Items:

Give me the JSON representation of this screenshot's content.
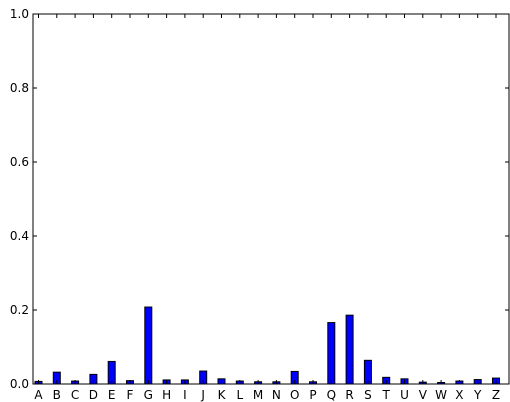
{
  "chart_data": {
    "type": "bar",
    "categories": [
      "A",
      "B",
      "C",
      "D",
      "E",
      "F",
      "G",
      "H",
      "I",
      "J",
      "K",
      "L",
      "M",
      "N",
      "O",
      "P",
      "Q",
      "R",
      "S",
      "T",
      "U",
      "V",
      "W",
      "X",
      "Y",
      "Z"
    ],
    "values": [
      0.007,
      0.032,
      0.008,
      0.026,
      0.061,
      0.009,
      0.208,
      0.011,
      0.011,
      0.035,
      0.014,
      0.008,
      0.006,
      0.006,
      0.034,
      0.006,
      0.166,
      0.186,
      0.064,
      0.018,
      0.014,
      0.005,
      0.004,
      0.008,
      0.012,
      0.016
    ],
    "title": "",
    "xlabel": "",
    "ylabel": "",
    "ylim": [
      0,
      1.0
    ],
    "yticks": [
      0,
      0.2,
      0.4,
      0.6,
      0.8,
      1.0
    ],
    "ytick_labels": [
      "0.0",
      "0.2",
      "0.4",
      "0.6",
      "0.8",
      "1.0"
    ],
    "bar_color": "#0000ff",
    "edge_color": "#000000",
    "grid": false,
    "legend": "none"
  }
}
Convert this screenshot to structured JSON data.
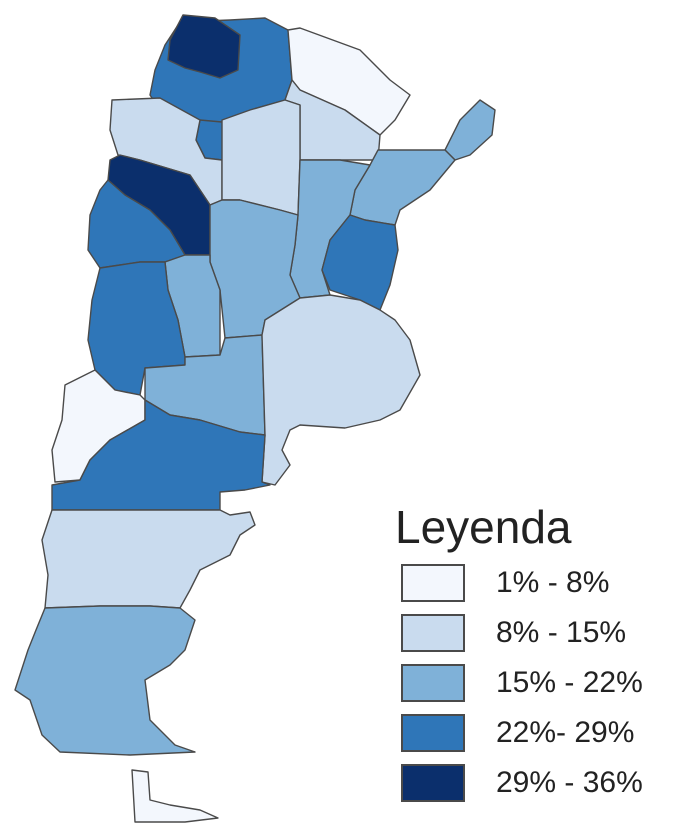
{
  "legend": {
    "title": "Leyenda",
    "items": [
      {
        "label": "1% - 8%",
        "color": "#f3f7fd"
      },
      {
        "label": "8% - 15%",
        "color": "#c9dbee"
      },
      {
        "label": "15% - 22%",
        "color": "#7fb1d8"
      },
      {
        "label": "22%- 29%",
        "color": "#2f76b8"
      },
      {
        "label": "29% - 36%",
        "color": "#0b2f6c"
      }
    ]
  }
}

What you have to do: What is the number of lines in these records that contain "screenshot"? Reply with the number only.

Finished task: 2